_EXERCISE DESCRIPTION_
Find how many lines of the listing include the string "Benzene", and report only that figure.

_TASK DATA_
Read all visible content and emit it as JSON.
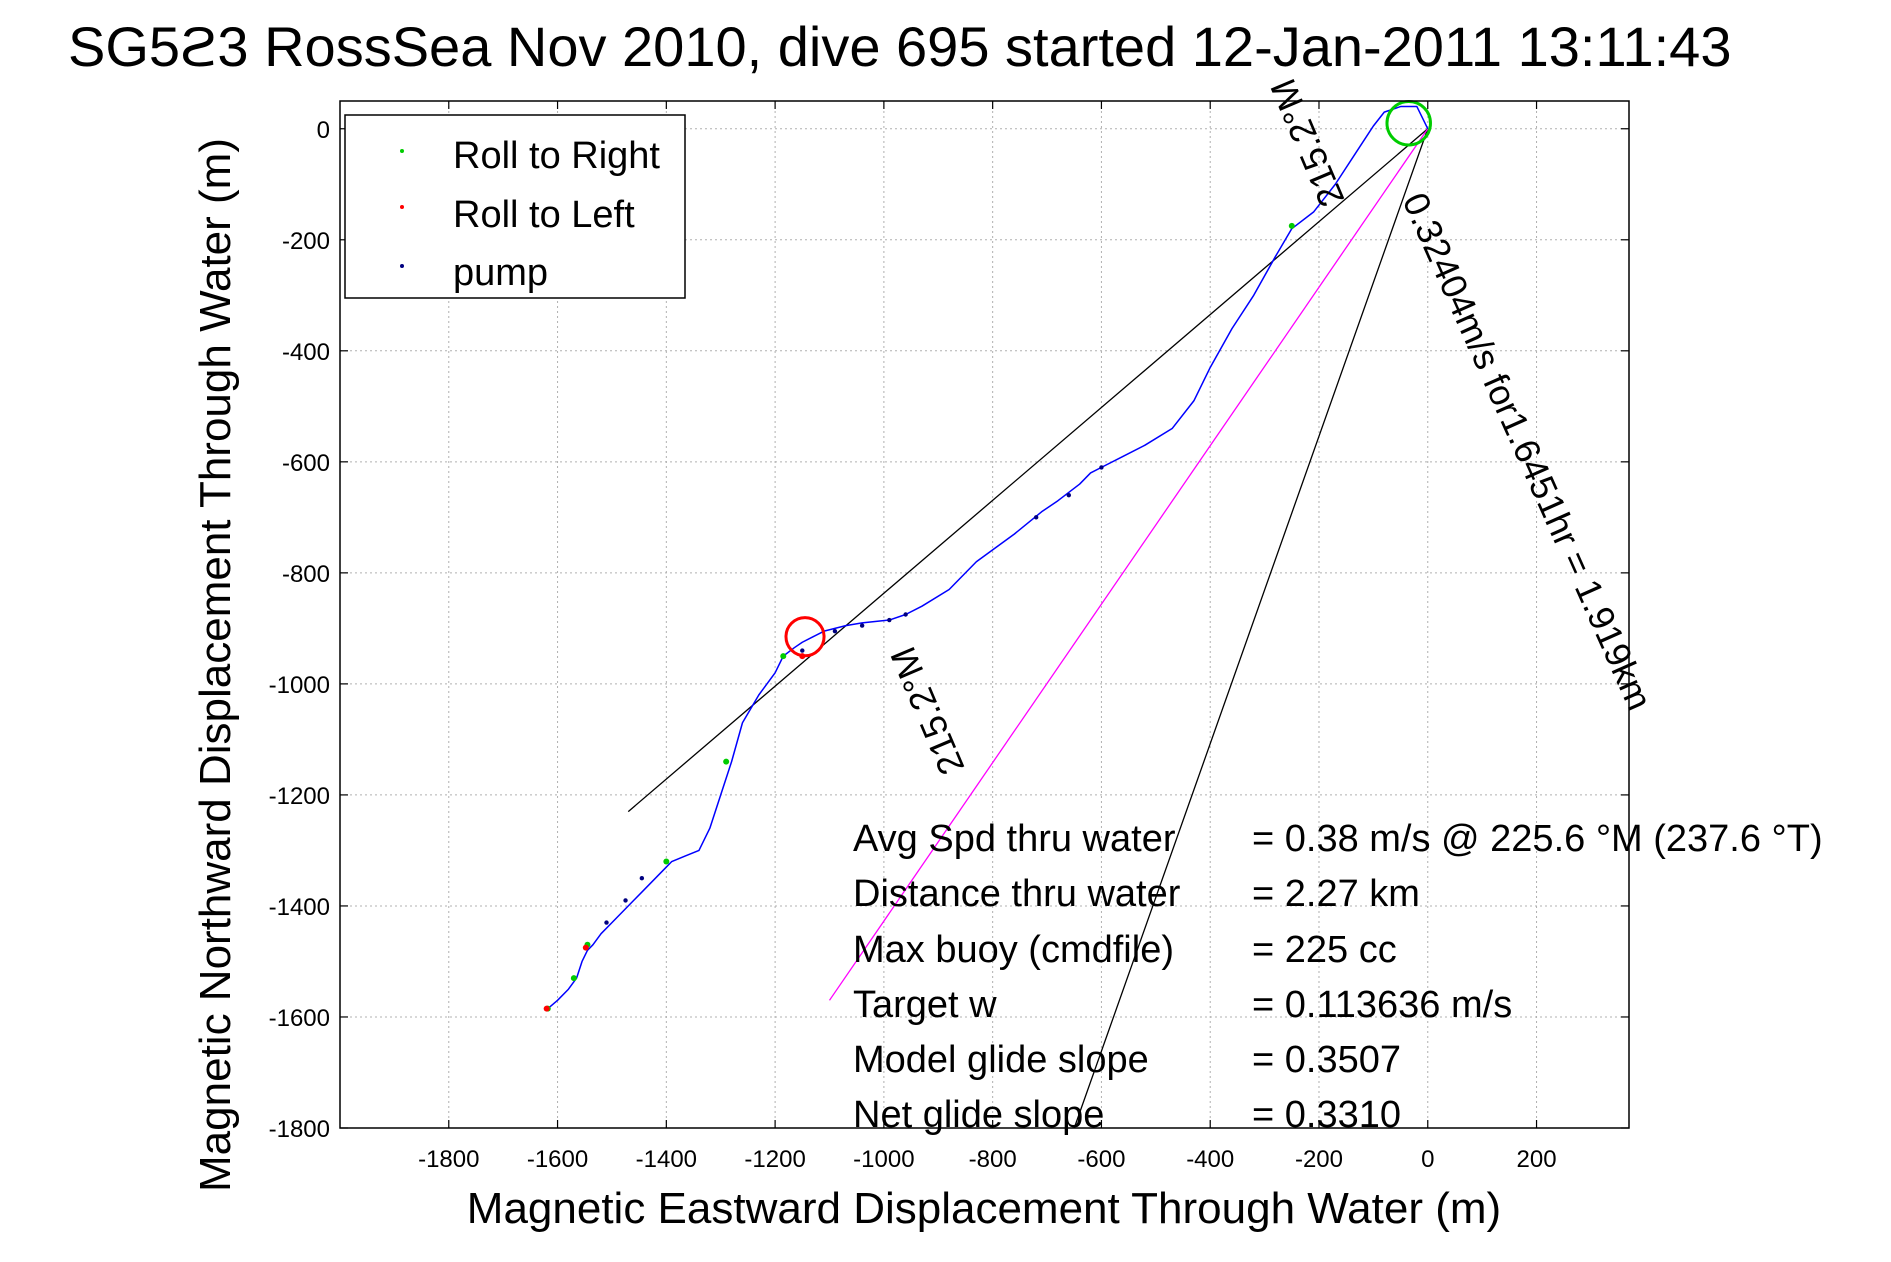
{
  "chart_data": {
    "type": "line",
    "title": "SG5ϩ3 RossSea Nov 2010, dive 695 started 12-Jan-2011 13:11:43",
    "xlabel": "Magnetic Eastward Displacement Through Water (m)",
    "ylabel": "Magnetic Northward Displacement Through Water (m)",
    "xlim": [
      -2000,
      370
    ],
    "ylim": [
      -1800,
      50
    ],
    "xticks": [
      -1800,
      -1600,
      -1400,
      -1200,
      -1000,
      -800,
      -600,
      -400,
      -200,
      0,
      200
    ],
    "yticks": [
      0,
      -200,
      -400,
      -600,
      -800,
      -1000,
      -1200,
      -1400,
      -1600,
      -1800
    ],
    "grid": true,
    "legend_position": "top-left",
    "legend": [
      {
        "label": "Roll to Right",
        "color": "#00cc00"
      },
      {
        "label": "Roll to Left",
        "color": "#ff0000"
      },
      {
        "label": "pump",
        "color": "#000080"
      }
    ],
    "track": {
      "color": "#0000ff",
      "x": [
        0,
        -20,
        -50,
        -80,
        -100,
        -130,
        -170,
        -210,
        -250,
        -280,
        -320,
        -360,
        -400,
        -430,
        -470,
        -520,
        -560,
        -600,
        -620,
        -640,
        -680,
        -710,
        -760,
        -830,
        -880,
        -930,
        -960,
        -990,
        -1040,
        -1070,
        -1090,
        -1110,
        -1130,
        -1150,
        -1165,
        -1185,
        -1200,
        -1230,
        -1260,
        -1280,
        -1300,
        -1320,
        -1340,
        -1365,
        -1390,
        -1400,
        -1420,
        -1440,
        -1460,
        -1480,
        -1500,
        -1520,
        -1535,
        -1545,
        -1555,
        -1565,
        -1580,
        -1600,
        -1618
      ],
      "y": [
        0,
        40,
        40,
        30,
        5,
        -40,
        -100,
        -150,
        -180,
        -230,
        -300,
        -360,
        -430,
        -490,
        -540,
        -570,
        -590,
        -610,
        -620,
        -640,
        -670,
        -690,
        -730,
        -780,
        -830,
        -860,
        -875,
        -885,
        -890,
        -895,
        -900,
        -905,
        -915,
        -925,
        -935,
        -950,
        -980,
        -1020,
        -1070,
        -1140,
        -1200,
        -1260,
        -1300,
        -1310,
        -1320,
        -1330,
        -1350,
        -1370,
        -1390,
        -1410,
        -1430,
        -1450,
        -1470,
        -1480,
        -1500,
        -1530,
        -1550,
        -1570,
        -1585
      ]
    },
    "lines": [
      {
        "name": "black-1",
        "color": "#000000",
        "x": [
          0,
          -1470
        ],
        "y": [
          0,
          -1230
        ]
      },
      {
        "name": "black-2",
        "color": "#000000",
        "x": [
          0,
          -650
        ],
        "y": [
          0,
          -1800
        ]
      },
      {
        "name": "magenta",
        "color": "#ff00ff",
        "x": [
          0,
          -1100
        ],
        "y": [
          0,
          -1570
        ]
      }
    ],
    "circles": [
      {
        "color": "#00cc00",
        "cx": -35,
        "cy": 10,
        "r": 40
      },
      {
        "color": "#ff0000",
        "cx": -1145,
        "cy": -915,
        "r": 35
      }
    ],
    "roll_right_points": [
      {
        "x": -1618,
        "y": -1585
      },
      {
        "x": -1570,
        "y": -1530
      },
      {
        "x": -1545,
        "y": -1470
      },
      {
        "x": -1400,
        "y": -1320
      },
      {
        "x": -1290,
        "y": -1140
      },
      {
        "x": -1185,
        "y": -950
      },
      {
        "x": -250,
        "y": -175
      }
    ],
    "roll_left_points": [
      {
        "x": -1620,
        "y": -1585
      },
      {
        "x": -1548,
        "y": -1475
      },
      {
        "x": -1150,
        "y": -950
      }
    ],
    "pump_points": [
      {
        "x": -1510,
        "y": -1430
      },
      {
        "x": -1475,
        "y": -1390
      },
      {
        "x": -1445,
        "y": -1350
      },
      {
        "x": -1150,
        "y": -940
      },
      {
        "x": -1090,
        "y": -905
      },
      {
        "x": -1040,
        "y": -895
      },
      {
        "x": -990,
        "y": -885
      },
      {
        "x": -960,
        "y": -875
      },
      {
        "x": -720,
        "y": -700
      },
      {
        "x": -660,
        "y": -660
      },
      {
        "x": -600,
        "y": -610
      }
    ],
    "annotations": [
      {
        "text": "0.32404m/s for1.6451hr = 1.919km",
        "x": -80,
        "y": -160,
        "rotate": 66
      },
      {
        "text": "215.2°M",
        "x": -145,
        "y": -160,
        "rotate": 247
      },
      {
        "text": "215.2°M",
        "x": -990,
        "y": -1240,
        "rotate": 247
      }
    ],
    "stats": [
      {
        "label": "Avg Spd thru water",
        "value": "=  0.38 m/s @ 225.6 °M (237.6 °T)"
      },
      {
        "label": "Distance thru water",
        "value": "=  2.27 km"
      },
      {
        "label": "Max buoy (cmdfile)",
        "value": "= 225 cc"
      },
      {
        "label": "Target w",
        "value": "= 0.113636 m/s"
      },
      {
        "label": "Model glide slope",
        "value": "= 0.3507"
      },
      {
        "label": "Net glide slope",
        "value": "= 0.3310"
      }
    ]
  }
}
---
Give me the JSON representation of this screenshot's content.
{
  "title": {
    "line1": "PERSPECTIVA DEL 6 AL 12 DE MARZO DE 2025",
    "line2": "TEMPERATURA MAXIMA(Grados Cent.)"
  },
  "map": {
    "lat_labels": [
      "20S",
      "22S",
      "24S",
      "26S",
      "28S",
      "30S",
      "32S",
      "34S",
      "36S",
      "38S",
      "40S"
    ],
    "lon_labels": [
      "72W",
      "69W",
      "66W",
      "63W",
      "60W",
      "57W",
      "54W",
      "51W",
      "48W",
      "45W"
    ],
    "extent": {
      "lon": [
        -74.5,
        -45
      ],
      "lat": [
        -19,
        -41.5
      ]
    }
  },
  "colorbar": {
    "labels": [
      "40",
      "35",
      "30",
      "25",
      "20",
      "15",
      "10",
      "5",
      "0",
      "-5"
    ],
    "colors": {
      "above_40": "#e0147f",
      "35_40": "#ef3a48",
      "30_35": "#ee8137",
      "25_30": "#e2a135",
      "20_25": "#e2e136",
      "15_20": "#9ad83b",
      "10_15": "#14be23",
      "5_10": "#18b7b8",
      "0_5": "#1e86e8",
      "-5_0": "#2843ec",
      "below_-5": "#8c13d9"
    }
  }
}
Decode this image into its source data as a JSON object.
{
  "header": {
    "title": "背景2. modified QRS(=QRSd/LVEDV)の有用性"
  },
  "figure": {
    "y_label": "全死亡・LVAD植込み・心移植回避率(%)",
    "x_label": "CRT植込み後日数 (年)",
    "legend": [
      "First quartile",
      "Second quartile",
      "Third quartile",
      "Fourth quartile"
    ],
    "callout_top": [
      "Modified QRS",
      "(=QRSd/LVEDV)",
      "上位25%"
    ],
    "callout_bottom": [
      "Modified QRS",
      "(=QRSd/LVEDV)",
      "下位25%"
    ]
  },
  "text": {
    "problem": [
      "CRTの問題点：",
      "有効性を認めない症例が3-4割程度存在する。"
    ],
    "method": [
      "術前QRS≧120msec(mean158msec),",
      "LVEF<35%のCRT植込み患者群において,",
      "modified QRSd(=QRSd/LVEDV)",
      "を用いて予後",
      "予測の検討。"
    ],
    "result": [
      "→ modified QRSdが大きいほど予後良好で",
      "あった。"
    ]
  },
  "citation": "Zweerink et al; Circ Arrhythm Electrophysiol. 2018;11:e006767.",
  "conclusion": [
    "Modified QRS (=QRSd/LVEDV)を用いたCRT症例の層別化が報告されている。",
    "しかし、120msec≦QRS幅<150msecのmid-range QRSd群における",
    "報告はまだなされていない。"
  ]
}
--
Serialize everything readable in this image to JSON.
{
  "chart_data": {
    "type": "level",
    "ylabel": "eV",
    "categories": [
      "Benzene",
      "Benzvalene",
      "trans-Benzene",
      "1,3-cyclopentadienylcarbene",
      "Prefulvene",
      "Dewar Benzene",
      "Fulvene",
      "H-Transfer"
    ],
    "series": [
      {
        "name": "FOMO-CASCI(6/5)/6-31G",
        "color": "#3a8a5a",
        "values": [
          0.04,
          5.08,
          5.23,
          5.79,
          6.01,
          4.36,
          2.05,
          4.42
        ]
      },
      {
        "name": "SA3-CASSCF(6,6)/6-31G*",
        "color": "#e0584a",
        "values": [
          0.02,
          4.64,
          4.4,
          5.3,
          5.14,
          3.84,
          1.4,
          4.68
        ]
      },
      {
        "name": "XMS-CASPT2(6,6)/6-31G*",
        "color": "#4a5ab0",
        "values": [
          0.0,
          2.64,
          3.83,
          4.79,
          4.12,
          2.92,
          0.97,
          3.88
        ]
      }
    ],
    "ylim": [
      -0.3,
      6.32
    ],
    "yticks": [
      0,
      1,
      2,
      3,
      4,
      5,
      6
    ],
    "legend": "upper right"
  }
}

_COMPLETE ANSWER_
3